- **Given problem**
Reproduce the entries exactly.

- **Data for this exercise**
__________

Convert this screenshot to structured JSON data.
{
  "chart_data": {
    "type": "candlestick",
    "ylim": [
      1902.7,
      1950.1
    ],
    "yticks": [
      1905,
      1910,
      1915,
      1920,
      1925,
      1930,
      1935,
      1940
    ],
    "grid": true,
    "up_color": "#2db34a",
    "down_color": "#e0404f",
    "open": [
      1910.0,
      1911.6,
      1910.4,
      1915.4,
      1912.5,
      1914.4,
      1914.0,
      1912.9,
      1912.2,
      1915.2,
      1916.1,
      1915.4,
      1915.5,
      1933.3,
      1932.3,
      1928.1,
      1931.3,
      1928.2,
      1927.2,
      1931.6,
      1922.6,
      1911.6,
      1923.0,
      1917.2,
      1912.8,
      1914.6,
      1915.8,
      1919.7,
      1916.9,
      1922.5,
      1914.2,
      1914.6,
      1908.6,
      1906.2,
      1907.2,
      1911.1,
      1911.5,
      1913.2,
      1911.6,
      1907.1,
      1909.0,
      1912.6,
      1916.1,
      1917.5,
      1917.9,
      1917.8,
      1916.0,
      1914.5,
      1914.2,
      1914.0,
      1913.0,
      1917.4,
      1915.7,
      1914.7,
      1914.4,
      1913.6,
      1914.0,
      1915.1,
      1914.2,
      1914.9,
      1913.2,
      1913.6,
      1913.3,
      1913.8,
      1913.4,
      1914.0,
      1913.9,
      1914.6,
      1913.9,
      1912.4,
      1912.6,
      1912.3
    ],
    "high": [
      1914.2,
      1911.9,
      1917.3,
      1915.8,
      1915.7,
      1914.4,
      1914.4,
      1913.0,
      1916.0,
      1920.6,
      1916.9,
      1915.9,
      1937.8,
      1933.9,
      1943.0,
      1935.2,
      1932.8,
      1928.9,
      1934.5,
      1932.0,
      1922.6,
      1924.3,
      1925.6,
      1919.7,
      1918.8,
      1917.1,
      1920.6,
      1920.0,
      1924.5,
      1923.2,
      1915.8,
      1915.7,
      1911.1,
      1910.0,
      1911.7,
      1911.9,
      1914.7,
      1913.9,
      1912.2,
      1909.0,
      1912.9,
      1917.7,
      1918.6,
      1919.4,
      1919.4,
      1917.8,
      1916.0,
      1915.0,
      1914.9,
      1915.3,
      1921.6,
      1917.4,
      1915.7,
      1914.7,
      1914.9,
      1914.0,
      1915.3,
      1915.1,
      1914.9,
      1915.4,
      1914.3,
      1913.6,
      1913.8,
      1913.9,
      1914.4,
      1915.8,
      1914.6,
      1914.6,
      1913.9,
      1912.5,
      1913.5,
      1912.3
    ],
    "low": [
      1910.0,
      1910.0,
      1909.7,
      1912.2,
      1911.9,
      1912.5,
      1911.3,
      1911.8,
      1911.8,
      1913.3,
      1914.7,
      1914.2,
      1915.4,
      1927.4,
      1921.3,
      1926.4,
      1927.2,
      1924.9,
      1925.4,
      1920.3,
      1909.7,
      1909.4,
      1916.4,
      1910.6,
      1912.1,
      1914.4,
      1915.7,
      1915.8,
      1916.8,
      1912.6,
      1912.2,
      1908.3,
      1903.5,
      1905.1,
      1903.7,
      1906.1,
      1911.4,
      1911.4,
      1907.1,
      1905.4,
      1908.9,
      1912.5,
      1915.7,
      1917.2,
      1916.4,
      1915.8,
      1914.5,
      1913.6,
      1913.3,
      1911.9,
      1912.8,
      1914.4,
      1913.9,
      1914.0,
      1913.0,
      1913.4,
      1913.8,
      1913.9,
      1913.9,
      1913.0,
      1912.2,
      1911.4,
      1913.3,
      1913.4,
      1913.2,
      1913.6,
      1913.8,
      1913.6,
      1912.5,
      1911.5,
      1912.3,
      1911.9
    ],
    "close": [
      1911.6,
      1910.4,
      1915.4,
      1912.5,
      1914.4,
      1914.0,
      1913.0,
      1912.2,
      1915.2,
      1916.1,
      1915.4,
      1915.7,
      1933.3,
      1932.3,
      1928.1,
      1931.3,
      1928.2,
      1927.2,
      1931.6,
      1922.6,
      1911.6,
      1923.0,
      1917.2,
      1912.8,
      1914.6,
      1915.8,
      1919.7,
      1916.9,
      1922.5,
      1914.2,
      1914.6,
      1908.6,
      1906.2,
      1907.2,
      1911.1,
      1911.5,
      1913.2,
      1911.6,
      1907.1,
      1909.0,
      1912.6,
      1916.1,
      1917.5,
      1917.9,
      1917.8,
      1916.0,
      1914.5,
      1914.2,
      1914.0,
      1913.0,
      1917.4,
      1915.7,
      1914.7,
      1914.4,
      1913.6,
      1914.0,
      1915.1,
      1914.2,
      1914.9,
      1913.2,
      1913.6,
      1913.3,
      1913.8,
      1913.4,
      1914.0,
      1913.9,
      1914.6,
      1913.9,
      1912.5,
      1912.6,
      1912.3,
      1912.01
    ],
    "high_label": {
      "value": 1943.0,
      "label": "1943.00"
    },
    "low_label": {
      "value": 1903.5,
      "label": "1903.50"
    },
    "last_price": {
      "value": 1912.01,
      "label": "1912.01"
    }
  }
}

__________

- **Full solution**
Convert this screenshot to structured JSON data.
{
  "chart_data": {
    "type": "candlestick",
    "ylim": [
      1902.7,
      1950.1
    ],
    "yticks": [
      1905,
      1910,
      1915,
      1920,
      1925,
      1930,
      1935,
      1940
    ],
    "grid": true,
    "up_color": "#2db34a",
    "down_color": "#e0404f",
    "open": [
      1910.0,
      1911.6,
      1910.4,
      1915.4,
      1912.5,
      1914.4,
      1914.0,
      1912.9,
      1912.2,
      1915.2,
      1916.1,
      1915.4,
      1915.5,
      1933.3,
      1932.3,
      1928.1,
      1931.3,
      1928.2,
      1927.2,
      1931.6,
      1922.6,
      1911.6,
      1923.0,
      1917.2,
      1912.8,
      1914.6,
      1915.8,
      1919.7,
      1916.9,
      1922.5,
      1914.2,
      1914.6,
      1908.6,
      1906.2,
      1907.2,
      1911.1,
      1911.5,
      1913.2,
      1911.6,
      1907.1,
      1909.0,
      1912.6,
      1916.1,
      1917.5,
      1917.9,
      1917.8,
      1916.0,
      1914.5,
      1914.2,
      1914.0,
      1913.0,
      1917.4,
      1915.7,
      1914.7,
      1914.4,
      1913.6,
      1914.0,
      1915.1,
      1914.2,
      1914.9,
      1913.2,
      1913.6,
      1913.3,
      1913.8,
      1913.4,
      1914.0,
      1913.9,
      1914.6,
      1913.9,
      1912.4,
      1912.6,
      1912.3
    ],
    "high": [
      1914.2,
      1911.9,
      1917.3,
      1915.8,
      1915.7,
      1914.4,
      1914.4,
      1913.0,
      1916.0,
      1920.6,
      1916.9,
      1915.9,
      1937.8,
      1933.9,
      1943.0,
      1935.2,
      1932.8,
      1928.9,
      1934.5,
      1932.0,
      1922.6,
      1924.3,
      1925.6,
      1919.7,
      1918.8,
      1917.1,
      1920.6,
      1920.0,
      1924.5,
      1923.2,
      1915.8,
      1915.7,
      1911.1,
      1910.0,
      1911.7,
      1911.9,
      1914.7,
      1913.9,
      1912.2,
      1909.0,
      1912.9,
      1917.7,
      1918.6,
      1919.4,
      1919.4,
      1917.8,
      1916.0,
      1915.0,
      1914.9,
      1915.3,
      1921.6,
      1917.4,
      1915.7,
      1914.7,
      1914.9,
      1914.0,
      1915.3,
      1915.1,
      1914.9,
      1915.4,
      1914.3,
      1913.6,
      1913.8,
      1913.9,
      1914.4,
      1915.8,
      1914.6,
      1914.6,
      1913.9,
      1912.5,
      1913.5,
      1912.3
    ],
    "low": [
      1910.0,
      1910.0,
      1909.7,
      1912.2,
      1911.9,
      1912.5,
      1911.3,
      1911.8,
      1911.8,
      1913.3,
      1914.7,
      1914.2,
      1915.4,
      1927.4,
      1921.3,
      1926.4,
      1927.2,
      1924.9,
      1925.4,
      1920.3,
      1909.7,
      1909.4,
      1916.4,
      1910.6,
      1912.1,
      1914.4,
      1915.7,
      1915.8,
      1916.8,
      1912.6,
      1912.2,
      1908.3,
      1903.5,
      1905.1,
      1903.7,
      1906.1,
      1911.4,
      1911.4,
      1907.1,
      1905.4,
      1908.9,
      1912.5,
      1915.7,
      1917.2,
      1916.4,
      1915.8,
      1914.5,
      1913.6,
      1913.3,
      1911.9,
      1912.8,
      1914.4,
      1913.9,
      1914.0,
      1913.0,
      1913.4,
      1913.8,
      1913.9,
      1913.9,
      1913.0,
      1912.2,
      1911.4,
      1913.3,
      1913.4,
      1913.2,
      1913.6,
      1913.8,
      1913.6,
      1912.5,
      1911.5,
      1912.3,
      1911.9
    ],
    "close": [
      1911.6,
      1910.4,
      1915.4,
      1912.5,
      1914.4,
      1914.0,
      1913.0,
      1912.2,
      1915.2,
      1916.1,
      1915.4,
      1915.7,
      1933.3,
      1932.3,
      1928.1,
      1931.3,
      1928.2,
      1927.2,
      1931.6,
      1922.6,
      1911.6,
      1923.0,
      1917.2,
      1912.8,
      1914.6,
      1915.8,
      1919.7,
      1916.9,
      1922.5,
      1914.2,
      1914.6,
      1908.6,
      1906.2,
      1907.2,
      1911.1,
      1911.5,
      1913.2,
      1911.6,
      1907.1,
      1909.0,
      1912.6,
      1916.1,
      1917.5,
      1917.9,
      1917.8,
      1916.0,
      1914.5,
      1914.2,
      1914.0,
      1913.0,
      1917.4,
      1915.7,
      1914.7,
      1914.4,
      1913.6,
      1914.0,
      1915.1,
      1914.2,
      1914.9,
      1913.2,
      1913.6,
      1913.3,
      1913.8,
      1913.4,
      1914.0,
      1913.9,
      1914.6,
      1913.9,
      1912.5,
      1912.6,
      1912.3,
      1912.01
    ],
    "high_label": {
      "value": 1943.0,
      "label": "1943.00"
    },
    "low_label": {
      "value": 1903.5,
      "label": "1903.50"
    },
    "last_price": {
      "value": 1912.01,
      "label": "1912.01"
    }
  }
}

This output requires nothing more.